— START —

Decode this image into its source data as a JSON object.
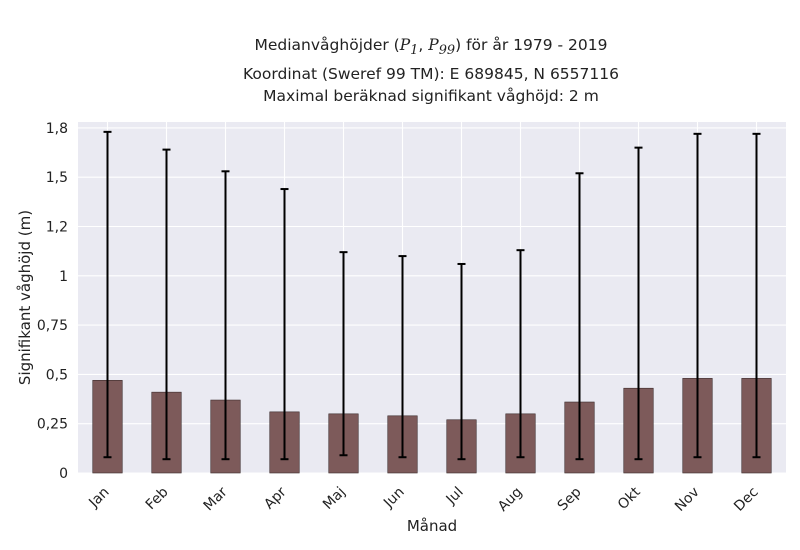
{
  "title": {
    "prefix": "Medianvåghöjder (",
    "p1": "P",
    "p1_sub": "1",
    "sep": ", ",
    "p99": "P",
    "p99_sub": "99",
    "suffix": ") för år 1979 - 2019",
    "line2": "Koordinat (Sweref 99 TM): E 689845, N 6557116",
    "line3": "Maximal beräknad signifikant våghöjd: 2 m"
  },
  "chart_data": {
    "type": "bar",
    "xlabel": "Månad",
    "ylabel": "Signifikant våghöjd (m)",
    "categories": [
      "Jan",
      "Feb",
      "Mar",
      "Apr",
      "Maj",
      "Jun",
      "Jul",
      "Aug",
      "Sep",
      "Okt",
      "Nov",
      "Dec"
    ],
    "values": [
      0.47,
      0.41,
      0.37,
      0.31,
      0.3,
      0.29,
      0.27,
      0.3,
      0.36,
      0.43,
      0.48,
      0.48
    ],
    "p1": [
      0.08,
      0.07,
      0.07,
      0.07,
      0.09,
      0.08,
      0.07,
      0.08,
      0.07,
      0.07,
      0.08,
      0.08
    ],
    "p99": [
      1.73,
      1.64,
      1.53,
      1.44,
      1.12,
      1.1,
      1.06,
      1.13,
      1.52,
      1.65,
      1.72,
      1.72
    ],
    "ylim": [
      0,
      1.78
    ],
    "yticks": [
      0,
      0.25,
      0.5,
      0.75,
      1,
      1.25,
      1.5,
      1.75
    ],
    "ytick_labels": [
      "0",
      "0,25",
      "0,5",
      "0,75",
      "1",
      "1,2",
      "1,5",
      "1,8"
    ],
    "grid": true,
    "bar_color": "#7d5a5a",
    "errorbar_color": "#000000",
    "plot_background": "#eaeaf2",
    "grid_color": "#ffffff"
  }
}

— END —

• What is needed: Omit every picture, then repeat the remaining data exactly as it appears above.

• Correct result:
Decode this image into its source data as a JSON object.
{
  "title": {
    "prefix": "Medianvåghöjder (",
    "p1": "P",
    "p1_sub": "1",
    "sep": ", ",
    "p99": "P",
    "p99_sub": "99",
    "suffix": ") för år 1979 - 2019",
    "line2": "Koordinat (Sweref 99 TM): E 689845, N 6557116",
    "line3": "Maximal beräknad signifikant våghöjd: 2 m"
  },
  "chart_data": {
    "type": "bar",
    "xlabel": "Månad",
    "ylabel": "Signifikant våghöjd (m)",
    "categories": [
      "Jan",
      "Feb",
      "Mar",
      "Apr",
      "Maj",
      "Jun",
      "Jul",
      "Aug",
      "Sep",
      "Okt",
      "Nov",
      "Dec"
    ],
    "values": [
      0.47,
      0.41,
      0.37,
      0.31,
      0.3,
      0.29,
      0.27,
      0.3,
      0.36,
      0.43,
      0.48,
      0.48
    ],
    "p1": [
      0.08,
      0.07,
      0.07,
      0.07,
      0.09,
      0.08,
      0.07,
      0.08,
      0.07,
      0.07,
      0.08,
      0.08
    ],
    "p99": [
      1.73,
      1.64,
      1.53,
      1.44,
      1.12,
      1.1,
      1.06,
      1.13,
      1.52,
      1.65,
      1.72,
      1.72
    ],
    "ylim": [
      0,
      1.78
    ],
    "yticks": [
      0,
      0.25,
      0.5,
      0.75,
      1,
      1.25,
      1.5,
      1.75
    ],
    "ytick_labels": [
      "0",
      "0,25",
      "0,5",
      "0,75",
      "1",
      "1,2",
      "1,5",
      "1,8"
    ],
    "grid": true,
    "bar_color": "#7d5a5a",
    "errorbar_color": "#000000",
    "plot_background": "#eaeaf2",
    "grid_color": "#ffffff"
  }
}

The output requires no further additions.